(Goal of the exercise): List, from the lines below, each one with "icon" in it.

** Start Data lines **

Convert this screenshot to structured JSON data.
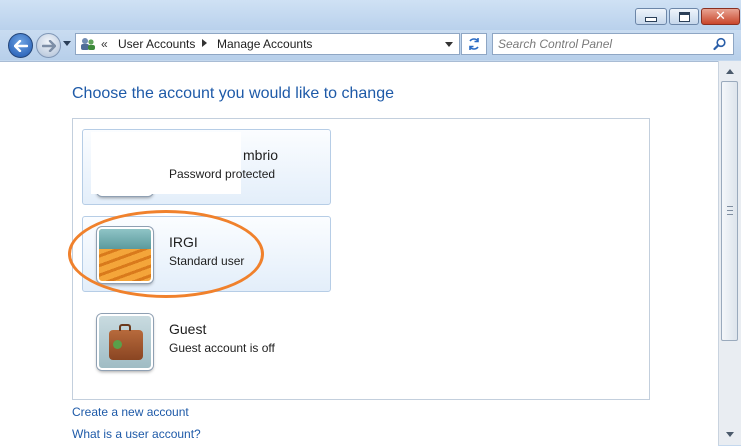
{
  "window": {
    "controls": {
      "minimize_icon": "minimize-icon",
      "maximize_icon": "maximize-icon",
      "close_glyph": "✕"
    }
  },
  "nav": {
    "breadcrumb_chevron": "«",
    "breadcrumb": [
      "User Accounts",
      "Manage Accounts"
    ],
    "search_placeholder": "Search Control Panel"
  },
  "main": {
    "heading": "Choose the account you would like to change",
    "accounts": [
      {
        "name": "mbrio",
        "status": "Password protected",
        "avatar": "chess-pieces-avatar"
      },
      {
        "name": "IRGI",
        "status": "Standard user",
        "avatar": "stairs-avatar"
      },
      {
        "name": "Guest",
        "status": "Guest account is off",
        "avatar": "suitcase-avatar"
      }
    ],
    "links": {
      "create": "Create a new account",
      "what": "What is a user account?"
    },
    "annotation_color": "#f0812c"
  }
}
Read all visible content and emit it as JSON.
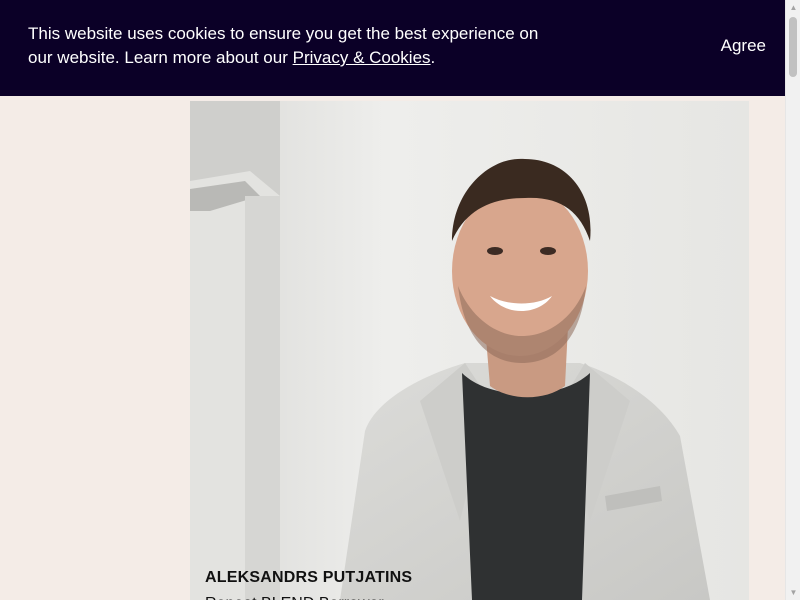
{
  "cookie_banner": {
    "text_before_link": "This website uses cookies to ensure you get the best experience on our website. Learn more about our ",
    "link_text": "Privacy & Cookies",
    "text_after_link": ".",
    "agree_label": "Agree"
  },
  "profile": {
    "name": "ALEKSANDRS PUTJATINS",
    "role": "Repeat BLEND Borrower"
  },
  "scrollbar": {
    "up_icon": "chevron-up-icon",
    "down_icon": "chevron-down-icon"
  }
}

** End Data lines **

(Task solution):
      "minimize_icon": "minimize-icon",
      "maximize_icon": "maximize-icon",
    "up_icon": "chevron-up-icon",
    "down_icon": "chevron-down-icon"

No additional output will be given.